▶ WRITTEN REQUEST
Give the number of lines that include the string "heading", nothing more.

▶ DATASET
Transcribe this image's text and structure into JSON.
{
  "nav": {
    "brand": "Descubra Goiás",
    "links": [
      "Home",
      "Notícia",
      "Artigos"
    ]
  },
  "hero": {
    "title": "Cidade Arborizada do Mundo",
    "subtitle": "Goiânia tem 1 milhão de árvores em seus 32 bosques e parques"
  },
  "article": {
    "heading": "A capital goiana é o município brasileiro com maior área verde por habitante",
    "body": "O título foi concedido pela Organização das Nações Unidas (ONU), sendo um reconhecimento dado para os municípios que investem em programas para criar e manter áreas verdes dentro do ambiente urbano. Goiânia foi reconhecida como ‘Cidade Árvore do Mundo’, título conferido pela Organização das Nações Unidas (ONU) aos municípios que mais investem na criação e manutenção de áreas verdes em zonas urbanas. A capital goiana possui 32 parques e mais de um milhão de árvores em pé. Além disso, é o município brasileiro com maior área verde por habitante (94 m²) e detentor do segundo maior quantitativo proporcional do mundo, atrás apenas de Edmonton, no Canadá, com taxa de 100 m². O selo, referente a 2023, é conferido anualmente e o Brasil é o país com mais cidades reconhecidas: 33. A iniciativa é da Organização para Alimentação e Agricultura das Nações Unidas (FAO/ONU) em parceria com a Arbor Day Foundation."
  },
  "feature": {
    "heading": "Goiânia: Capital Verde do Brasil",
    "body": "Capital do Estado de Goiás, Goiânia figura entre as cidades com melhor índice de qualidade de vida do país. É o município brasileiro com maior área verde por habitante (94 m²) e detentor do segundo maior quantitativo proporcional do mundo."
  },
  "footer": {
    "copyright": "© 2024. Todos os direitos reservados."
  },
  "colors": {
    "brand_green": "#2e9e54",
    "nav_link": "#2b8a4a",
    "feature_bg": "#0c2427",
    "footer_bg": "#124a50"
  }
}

▶ OUTPUT BELOW
2